§ **Goal of the exercise**: Output the full listing word for word.

§ **Data listing**:
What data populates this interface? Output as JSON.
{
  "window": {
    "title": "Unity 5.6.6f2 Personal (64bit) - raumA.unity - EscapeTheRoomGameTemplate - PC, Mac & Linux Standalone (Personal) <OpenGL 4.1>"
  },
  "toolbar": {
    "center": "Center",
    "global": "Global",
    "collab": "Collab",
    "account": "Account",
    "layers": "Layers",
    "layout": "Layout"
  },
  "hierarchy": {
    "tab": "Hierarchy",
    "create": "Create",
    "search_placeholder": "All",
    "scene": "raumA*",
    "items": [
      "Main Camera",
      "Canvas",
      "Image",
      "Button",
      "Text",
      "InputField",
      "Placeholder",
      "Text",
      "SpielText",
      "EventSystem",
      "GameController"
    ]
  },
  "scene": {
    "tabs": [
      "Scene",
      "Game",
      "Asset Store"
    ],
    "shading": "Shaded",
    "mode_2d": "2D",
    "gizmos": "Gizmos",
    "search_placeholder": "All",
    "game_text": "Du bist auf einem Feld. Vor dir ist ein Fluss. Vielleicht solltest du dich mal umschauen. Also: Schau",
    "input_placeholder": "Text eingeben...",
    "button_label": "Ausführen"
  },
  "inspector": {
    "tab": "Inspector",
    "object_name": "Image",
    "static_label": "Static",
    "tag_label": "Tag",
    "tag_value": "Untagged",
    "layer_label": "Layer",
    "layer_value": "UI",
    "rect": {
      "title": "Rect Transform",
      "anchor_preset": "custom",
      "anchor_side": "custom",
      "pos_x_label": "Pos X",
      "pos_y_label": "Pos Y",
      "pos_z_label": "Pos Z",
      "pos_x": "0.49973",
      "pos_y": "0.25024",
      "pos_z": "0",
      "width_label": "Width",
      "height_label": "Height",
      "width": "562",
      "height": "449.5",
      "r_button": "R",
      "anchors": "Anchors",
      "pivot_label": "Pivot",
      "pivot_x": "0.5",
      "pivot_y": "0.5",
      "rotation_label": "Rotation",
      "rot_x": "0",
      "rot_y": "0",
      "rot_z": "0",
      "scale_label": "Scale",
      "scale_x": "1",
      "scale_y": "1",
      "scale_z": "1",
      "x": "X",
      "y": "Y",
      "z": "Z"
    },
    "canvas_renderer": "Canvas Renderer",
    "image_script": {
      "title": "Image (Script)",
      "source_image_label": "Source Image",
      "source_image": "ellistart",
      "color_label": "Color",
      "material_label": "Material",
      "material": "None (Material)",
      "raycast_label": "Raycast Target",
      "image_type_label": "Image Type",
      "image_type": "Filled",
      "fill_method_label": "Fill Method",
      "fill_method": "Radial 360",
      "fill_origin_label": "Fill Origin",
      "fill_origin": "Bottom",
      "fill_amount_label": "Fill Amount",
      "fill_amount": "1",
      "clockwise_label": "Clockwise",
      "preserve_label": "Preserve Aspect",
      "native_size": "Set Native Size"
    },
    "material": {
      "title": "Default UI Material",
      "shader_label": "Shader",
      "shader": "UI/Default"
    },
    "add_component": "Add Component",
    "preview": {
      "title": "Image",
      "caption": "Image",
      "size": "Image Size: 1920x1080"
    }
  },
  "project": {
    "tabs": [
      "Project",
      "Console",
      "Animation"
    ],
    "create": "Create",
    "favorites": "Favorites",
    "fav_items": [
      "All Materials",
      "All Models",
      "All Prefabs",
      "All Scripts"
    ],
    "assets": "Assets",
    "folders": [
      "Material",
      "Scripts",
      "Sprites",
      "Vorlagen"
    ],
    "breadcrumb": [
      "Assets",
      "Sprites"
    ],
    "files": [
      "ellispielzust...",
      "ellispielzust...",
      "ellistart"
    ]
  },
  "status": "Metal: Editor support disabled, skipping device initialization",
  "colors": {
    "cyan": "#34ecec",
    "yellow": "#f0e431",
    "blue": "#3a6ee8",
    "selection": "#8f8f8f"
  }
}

§ **Output of the task**:
What data populates this interface? Output as JSON.
{
  "window": {
    "title": "Unity 5.6.6f2 Personal (64bit) - raumA.unity - EscapeTheRoomGameTemplate - PC, Mac & Linux Standalone (Personal) <OpenGL 4.1>"
  },
  "toolbar": {
    "center": "Center",
    "global": "Global",
    "collab": "Collab",
    "account": "Account",
    "layers": "Layers",
    "layout": "Layout"
  },
  "hierarchy": {
    "tab": "Hierarchy",
    "create": "Create",
    "search_placeholder": "All",
    "scene": "raumA*",
    "items": [
      "Main Camera",
      "Canvas",
      "Image",
      "Button",
      "Text",
      "InputField",
      "Placeholder",
      "Text",
      "SpielText",
      "EventSystem",
      "GameController"
    ]
  },
  "scene": {
    "tabs": [
      "Scene",
      "Game",
      "Asset Store"
    ],
    "shading": "Shaded",
    "mode_2d": "2D",
    "gizmos": "Gizmos",
    "search_placeholder": "All",
    "game_text": "Du bist auf einem Feld. Vor dir ist ein Fluss. Vielleicht solltest du dich mal umschauen. Also: Schau",
    "input_placeholder": "Text eingeben...",
    "button_label": "Ausführen"
  },
  "inspector": {
    "tab": "Inspector",
    "object_name": "Image",
    "static_label": "Static",
    "tag_label": "Tag",
    "tag_value": "Untagged",
    "layer_label": "Layer",
    "layer_value": "UI",
    "rect": {
      "title": "Rect Transform",
      "anchor_preset": "custom",
      "anchor_side": "custom",
      "pos_x_label": "Pos X",
      "pos_y_label": "Pos Y",
      "pos_z_label": "Pos Z",
      "pos_x": "0.49973",
      "pos_y": "0.25024",
      "pos_z": "0",
      "width_label": "Width",
      "height_label": "Height",
      "width": "562",
      "height": "449.5",
      "r_button": "R",
      "anchors": "Anchors",
      "pivot_label": "Pivot",
      "pivot_x": "0.5",
      "pivot_y": "0.5",
      "rotation_label": "Rotation",
      "rot_x": "0",
      "rot_y": "0",
      "rot_z": "0",
      "scale_label": "Scale",
      "scale_x": "1",
      "scale_y": "1",
      "scale_z": "1",
      "x": "X",
      "y": "Y",
      "z": "Z"
    },
    "canvas_renderer": "Canvas Renderer",
    "image_script": {
      "title": "Image (Script)",
      "source_image_label": "Source Image",
      "source_image": "ellistart",
      "color_label": "Color",
      "material_label": "Material",
      "material": "None (Material)",
      "raycast_label": "Raycast Target",
      "image_type_label": "Image Type",
      "image_type": "Filled",
      "fill_method_label": "Fill Method",
      "fill_method": "Radial 360",
      "fill_origin_label": "Fill Origin",
      "fill_origin": "Bottom",
      "fill_amount_label": "Fill Amount",
      "fill_amount": "1",
      "clockwise_label": "Clockwise",
      "preserve_label": "Preserve Aspect",
      "native_size": "Set Native Size"
    },
    "material": {
      "title": "Default UI Material",
      "shader_label": "Shader",
      "shader": "UI/Default"
    },
    "add_component": "Add Component",
    "preview": {
      "title": "Image",
      "caption": "Image",
      "size": "Image Size: 1920x1080"
    }
  },
  "project": {
    "tabs": [
      "Project",
      "Console",
      "Animation"
    ],
    "create": "Create",
    "favorites": "Favorites",
    "fav_items": [
      "All Materials",
      "All Models",
      "All Prefabs",
      "All Scripts"
    ],
    "assets": "Assets",
    "folders": [
      "Material",
      "Scripts",
      "Sprites",
      "Vorlagen"
    ],
    "breadcrumb": [
      "Assets",
      "Sprites"
    ],
    "files": [
      "ellispielzust...",
      "ellispielzust...",
      "ellistart"
    ]
  },
  "status": "Metal: Editor support disabled, skipping device initialization",
  "colors": {
    "cyan": "#34ecec",
    "yellow": "#f0e431",
    "blue": "#3a6ee8",
    "selection": "#8f8f8f"
  }
}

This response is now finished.